(Stored entries)
* * * *

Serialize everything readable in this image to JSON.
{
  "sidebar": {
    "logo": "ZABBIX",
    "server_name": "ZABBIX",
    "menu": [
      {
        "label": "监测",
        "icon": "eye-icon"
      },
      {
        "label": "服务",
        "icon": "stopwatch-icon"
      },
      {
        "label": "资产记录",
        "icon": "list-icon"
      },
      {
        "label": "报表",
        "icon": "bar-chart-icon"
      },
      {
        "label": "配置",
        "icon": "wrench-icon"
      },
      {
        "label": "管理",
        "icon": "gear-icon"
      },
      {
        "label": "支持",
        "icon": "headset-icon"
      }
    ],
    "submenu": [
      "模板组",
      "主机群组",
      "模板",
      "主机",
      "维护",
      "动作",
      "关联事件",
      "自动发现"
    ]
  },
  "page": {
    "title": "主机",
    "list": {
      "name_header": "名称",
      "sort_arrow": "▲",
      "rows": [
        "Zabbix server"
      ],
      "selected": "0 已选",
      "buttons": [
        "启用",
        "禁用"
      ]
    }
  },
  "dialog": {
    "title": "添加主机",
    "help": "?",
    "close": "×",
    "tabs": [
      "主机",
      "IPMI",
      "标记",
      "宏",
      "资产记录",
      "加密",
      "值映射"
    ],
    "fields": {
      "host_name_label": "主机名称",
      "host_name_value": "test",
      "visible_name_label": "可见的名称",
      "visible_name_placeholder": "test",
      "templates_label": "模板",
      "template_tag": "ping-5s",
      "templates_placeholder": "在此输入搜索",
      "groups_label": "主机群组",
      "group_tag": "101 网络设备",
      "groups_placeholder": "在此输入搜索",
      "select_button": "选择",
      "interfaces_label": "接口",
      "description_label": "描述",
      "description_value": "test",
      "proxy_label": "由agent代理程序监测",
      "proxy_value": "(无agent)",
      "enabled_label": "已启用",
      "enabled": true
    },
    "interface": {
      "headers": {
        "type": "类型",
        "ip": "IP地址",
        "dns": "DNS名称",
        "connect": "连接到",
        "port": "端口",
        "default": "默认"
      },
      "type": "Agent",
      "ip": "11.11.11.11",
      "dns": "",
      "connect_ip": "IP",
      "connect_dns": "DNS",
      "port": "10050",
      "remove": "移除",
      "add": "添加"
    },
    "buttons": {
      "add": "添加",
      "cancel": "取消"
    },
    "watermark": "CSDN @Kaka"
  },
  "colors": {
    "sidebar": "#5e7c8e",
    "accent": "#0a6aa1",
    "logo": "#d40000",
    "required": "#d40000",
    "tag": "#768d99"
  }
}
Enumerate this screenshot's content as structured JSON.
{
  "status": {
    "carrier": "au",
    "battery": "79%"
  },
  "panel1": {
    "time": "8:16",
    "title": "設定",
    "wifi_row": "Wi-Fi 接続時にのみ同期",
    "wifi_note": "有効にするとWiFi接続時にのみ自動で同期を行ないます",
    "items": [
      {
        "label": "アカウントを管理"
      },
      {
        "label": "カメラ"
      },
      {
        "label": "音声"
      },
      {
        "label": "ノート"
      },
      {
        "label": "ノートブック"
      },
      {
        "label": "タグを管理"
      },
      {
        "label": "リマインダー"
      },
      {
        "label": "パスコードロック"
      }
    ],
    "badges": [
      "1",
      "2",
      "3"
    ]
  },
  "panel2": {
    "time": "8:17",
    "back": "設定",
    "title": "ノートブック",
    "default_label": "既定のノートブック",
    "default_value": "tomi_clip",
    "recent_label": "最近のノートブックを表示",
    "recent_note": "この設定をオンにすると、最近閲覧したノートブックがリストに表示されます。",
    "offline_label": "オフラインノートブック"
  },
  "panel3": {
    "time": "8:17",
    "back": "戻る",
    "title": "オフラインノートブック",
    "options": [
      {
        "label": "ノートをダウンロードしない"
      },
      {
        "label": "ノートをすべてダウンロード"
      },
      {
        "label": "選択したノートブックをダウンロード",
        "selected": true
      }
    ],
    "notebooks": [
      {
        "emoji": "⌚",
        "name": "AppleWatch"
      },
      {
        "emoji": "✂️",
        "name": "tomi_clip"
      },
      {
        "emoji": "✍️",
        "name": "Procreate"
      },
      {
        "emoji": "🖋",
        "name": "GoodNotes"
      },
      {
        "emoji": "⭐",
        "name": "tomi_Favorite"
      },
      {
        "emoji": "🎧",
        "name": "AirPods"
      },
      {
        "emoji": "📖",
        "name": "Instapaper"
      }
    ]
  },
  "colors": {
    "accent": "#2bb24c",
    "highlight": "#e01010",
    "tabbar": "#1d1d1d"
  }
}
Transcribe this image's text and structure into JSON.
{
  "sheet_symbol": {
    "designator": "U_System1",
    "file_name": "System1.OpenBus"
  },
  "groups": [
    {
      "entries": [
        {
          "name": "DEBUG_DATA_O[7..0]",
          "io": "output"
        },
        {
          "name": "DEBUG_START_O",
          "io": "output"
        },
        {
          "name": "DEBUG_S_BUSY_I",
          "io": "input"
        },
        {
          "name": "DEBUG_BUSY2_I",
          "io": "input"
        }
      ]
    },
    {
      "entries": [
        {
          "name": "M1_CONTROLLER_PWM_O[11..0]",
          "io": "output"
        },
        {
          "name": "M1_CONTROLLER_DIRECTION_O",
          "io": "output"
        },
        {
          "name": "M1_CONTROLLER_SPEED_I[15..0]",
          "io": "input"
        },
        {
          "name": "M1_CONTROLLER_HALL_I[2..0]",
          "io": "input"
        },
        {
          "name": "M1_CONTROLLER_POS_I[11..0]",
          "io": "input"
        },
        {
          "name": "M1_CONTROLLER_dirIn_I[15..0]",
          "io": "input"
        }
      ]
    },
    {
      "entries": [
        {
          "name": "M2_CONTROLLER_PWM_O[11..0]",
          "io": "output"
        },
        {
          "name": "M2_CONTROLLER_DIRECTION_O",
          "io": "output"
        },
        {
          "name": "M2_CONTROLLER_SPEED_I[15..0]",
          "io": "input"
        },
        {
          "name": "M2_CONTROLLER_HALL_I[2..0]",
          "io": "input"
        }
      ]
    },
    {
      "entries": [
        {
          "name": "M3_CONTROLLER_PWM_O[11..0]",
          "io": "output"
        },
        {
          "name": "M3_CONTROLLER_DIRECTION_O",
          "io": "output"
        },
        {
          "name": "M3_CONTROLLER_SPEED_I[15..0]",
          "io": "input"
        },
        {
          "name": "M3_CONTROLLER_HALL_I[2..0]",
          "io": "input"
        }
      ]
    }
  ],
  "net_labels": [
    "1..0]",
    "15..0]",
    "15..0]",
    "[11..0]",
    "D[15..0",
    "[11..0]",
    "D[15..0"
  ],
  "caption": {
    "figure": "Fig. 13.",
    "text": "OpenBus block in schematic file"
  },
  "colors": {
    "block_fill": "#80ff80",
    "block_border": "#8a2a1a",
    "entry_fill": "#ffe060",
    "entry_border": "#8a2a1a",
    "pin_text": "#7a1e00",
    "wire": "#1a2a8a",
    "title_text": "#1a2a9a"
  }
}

* * * *

**YOUR OBJECTIVE**
Pull out each record as written and restate it exactly.

**COMPLETE ANSWER**
Serialize everything readable in this image to JSON.
{
  "sidebar": {
    "logo": "ZABBIX",
    "server_name": "ZABBIX",
    "menu": [
      {
        "label": "监测",
        "icon": "eye-icon"
      },
      {
        "label": "服务",
        "icon": "stopwatch-icon"
      },
      {
        "label": "资产记录",
        "icon": "list-icon"
      },
      {
        "label": "报表",
        "icon": "bar-chart-icon"
      },
      {
        "label": "配置",
        "icon": "wrench-icon"
      },
      {
        "label": "管理",
        "icon": "gear-icon"
      },
      {
        "label": "支持",
        "icon": "headset-icon"
      }
    ],
    "submenu": [
      "模板组",
      "主机群组",
      "模板",
      "主机",
      "维护",
      "动作",
      "关联事件",
      "自动发现"
    ]
  },
  "page": {
    "title": "主机",
    "list": {
      "name_header": "名称",
      "sort_arrow": "▲",
      "rows": [
        "Zabbix server"
      ],
      "selected": "0 已选",
      "buttons": [
        "启用",
        "禁用"
      ]
    }
  },
  "dialog": {
    "title": "添加主机",
    "help": "?",
    "close": "×",
    "tabs": [
      "主机",
      "IPMI",
      "标记",
      "宏",
      "资产记录",
      "加密",
      "值映射"
    ],
    "fields": {
      "host_name_label": "主机名称",
      "host_name_value": "test",
      "visible_name_label": "可见的名称",
      "visible_name_placeholder": "test",
      "templates_label": "模板",
      "template_tag": "ping-5s",
      "templates_placeholder": "在此输入搜索",
      "groups_label": "主机群组",
      "group_tag": "101 网络设备",
      "groups_placeholder": "在此输入搜索",
      "select_button": "选择",
      "interfaces_label": "接口",
      "description_label": "描述",
      "description_value": "test",
      "proxy_label": "由agent代理程序监测",
      "proxy_value": "(无agent)",
      "enabled_label": "已启用",
      "enabled": true
    },
    "interface": {
      "headers": {
        "type": "类型",
        "ip": "IP地址",
        "dns": "DNS名称",
        "connect": "连接到",
        "port": "端口",
        "default": "默认"
      },
      "type": "Agent",
      "ip": "11.11.11.11",
      "dns": "",
      "connect_ip": "IP",
      "connect_dns": "DNS",
      "port": "10050",
      "remove": "移除",
      "add": "添加"
    },
    "buttons": {
      "add": "添加",
      "cancel": "取消"
    },
    "watermark": "CSDN @Kaka"
  },
  "colors": {
    "sidebar": "#5e7c8e",
    "accent": "#0a6aa1",
    "logo": "#d40000",
    "required": "#d40000",
    "tag": "#768d99"
  }
}
Enumerate this screenshot's content as structured JSON.
{
  "status": {
    "carrier": "au",
    "battery": "79%"
  },
  "panel1": {
    "time": "8:16",
    "title": "設定",
    "wifi_row": "Wi-Fi 接続時にのみ同期",
    "wifi_note": "有効にするとWiFi接続時にのみ自動で同期を行ないます",
    "items": [
      {
        "label": "アカウントを管理"
      },
      {
        "label": "カメラ"
      },
      {
        "label": "音声"
      },
      {
        "label": "ノート"
      },
      {
        "label": "ノートブック"
      },
      {
        "label": "タグを管理"
      },
      {
        "label": "リマインダー"
      },
      {
        "label": "パスコードロック"
      }
    ],
    "badges": [
      "1",
      "2",
      "3"
    ]
  },
  "panel2": {
    "time": "8:17",
    "back": "設定",
    "title": "ノートブック",
    "default_label": "既定のノートブック",
    "default_value": "tomi_clip",
    "recent_label": "最近のノートブックを表示",
    "recent_note": "この設定をオンにすると、最近閲覧したノートブックがリストに表示されます。",
    "offline_label": "オフラインノートブック"
  },
  "panel3": {
    "time": "8:17",
    "back": "戻る",
    "title": "オフラインノートブック",
    "options": [
      {
        "label": "ノートをダウンロードしない"
      },
      {
        "label": "ノートをすべてダウンロード"
      },
      {
        "label": "選択したノートブックをダウンロード",
        "selected": true
      }
    ],
    "notebooks": [
      {
        "emoji": "⌚",
        "name": "AppleWatch"
      },
      {
        "emoji": "✂️",
        "name": "tomi_clip"
      },
      {
        "emoji": "✍️",
        "name": "Procreate"
      },
      {
        "emoji": "🖋",
        "name": "GoodNotes"
      },
      {
        "emoji": "⭐",
        "name": "tomi_Favorite"
      },
      {
        "emoji": "🎧",
        "name": "AirPods"
      },
      {
        "emoji": "📖",
        "name": "Instapaper"
      }
    ]
  },
  "colors": {
    "accent": "#2bb24c",
    "highlight": "#e01010",
    "tabbar": "#1d1d1d"
  }
}
Transcribe this image's text and structure into JSON.
{
  "sheet_symbol": {
    "designator": "U_System1",
    "file_name": "System1.OpenBus"
  },
  "groups": [
    {
      "entries": [
        {
          "name": "DEBUG_DATA_O[7..0]",
          "io": "output"
        },
        {
          "name": "DEBUG_START_O",
          "io": "output"
        },
        {
          "name": "DEBUG_S_BUSY_I",
          "io": "input"
        },
        {
          "name": "DEBUG_BUSY2_I",
          "io": "input"
        }
      ]
    },
    {
      "entries": [
        {
          "name": "M1_CONTROLLER_PWM_O[11..0]",
          "io": "output"
        },
        {
          "name": "M1_CONTROLLER_DIRECTION_O",
          "io": "output"
        },
        {
          "name": "M1_CONTROLLER_SPEED_I[15..0]",
          "io": "input"
        },
        {
          "name": "M1_CONTROLLER_HALL_I[2..0]",
          "io": "input"
        },
        {
          "name": "M1_CONTROLLER_POS_I[11..0]",
          "io": "input"
        },
        {
          "name": "M1_CONTROLLER_dirIn_I[15..0]",
          "io": "input"
        }
      ]
    },
    {
      "entries": [
        {
          "name": "M2_CONTROLLER_PWM_O[11..0]",
          "io": "output"
        },
        {
          "name": "M2_CONTROLLER_DIRECTION_O",
          "io": "output"
        },
        {
          "name": "M2_CONTROLLER_SPEED_I[15..0]",
          "io": "input"
        },
        {
          "name": "M2_CONTROLLER_HALL_I[2..0]",
          "io": "input"
        }
      ]
    },
    {
      "entries": [
        {
          "name": "M3_CONTROLLER_PWM_O[11..0]",
          "io": "output"
        },
        {
          "name": "M3_CONTROLLER_DIRECTION_O",
          "io": "output"
        },
        {
          "name": "M3_CONTROLLER_SPEED_I[15..0]",
          "io": "input"
        },
        {
          "name": "M3_CONTROLLER_HALL_I[2..0]",
          "io": "input"
        }
      ]
    }
  ],
  "net_labels": [
    "1..0]",
    "15..0]",
    "15..0]",
    "[11..0]",
    "D[15..0",
    "[11..0]",
    "D[15..0"
  ],
  "caption": {
    "figure": "Fig. 13.",
    "text": "OpenBus block in schematic file"
  },
  "colors": {
    "block_fill": "#80ff80",
    "block_border": "#8a2a1a",
    "entry_fill": "#ffe060",
    "entry_border": "#8a2a1a",
    "pin_text": "#7a1e00",
    "wire": "#1a2a8a",
    "title_text": "#1a2a9a"
  }
}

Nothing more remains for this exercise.